━━━ Records shown ━━━

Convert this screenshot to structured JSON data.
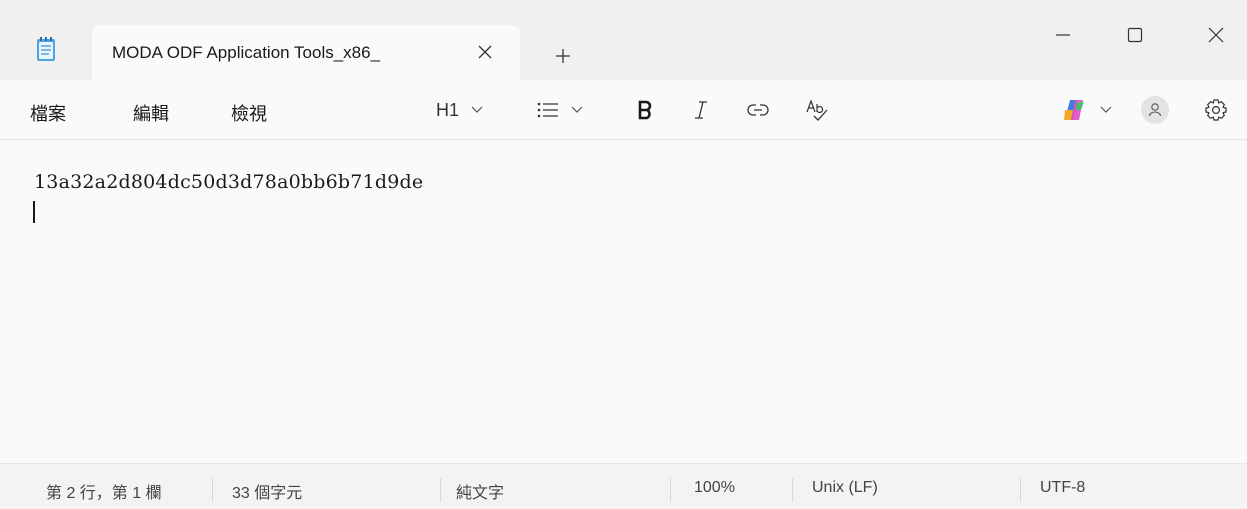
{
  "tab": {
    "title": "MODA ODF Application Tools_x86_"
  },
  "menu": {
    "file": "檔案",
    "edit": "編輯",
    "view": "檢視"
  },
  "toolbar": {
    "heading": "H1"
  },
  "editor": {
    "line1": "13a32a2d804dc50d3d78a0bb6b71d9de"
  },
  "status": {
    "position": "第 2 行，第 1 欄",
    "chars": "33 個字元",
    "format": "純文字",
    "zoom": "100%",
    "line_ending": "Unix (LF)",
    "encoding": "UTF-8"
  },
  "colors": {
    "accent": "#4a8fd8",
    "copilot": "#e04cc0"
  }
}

━━━
━━━ Records shown ━━━

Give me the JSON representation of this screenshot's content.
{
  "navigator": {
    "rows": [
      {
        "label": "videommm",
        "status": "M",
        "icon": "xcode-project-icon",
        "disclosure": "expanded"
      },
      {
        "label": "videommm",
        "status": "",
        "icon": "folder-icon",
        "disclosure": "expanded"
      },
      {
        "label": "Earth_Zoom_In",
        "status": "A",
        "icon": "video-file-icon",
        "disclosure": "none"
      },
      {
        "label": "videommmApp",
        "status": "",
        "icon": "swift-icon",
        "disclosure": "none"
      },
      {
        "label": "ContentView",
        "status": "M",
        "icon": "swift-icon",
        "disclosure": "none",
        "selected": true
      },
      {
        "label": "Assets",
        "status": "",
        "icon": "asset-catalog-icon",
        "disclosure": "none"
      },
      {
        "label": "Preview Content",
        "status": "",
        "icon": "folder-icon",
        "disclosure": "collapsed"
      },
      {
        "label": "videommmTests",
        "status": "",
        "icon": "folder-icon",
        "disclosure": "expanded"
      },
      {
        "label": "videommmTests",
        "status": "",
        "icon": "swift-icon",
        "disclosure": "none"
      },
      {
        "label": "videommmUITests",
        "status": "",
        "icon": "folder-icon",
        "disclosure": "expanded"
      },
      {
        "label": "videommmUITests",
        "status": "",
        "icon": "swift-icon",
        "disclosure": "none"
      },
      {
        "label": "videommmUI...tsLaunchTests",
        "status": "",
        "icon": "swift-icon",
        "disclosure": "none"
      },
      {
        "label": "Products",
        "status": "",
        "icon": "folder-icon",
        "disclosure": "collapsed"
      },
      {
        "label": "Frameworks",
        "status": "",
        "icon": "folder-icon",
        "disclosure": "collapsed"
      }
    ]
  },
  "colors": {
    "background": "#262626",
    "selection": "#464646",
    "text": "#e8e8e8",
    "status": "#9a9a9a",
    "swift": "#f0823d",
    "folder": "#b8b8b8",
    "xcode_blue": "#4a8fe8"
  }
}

━━━

Copy down every line of the entries containing the word "JSON".

Convert this screenshot to structured JSON data.
Give me the JSON representation of this screenshot's content.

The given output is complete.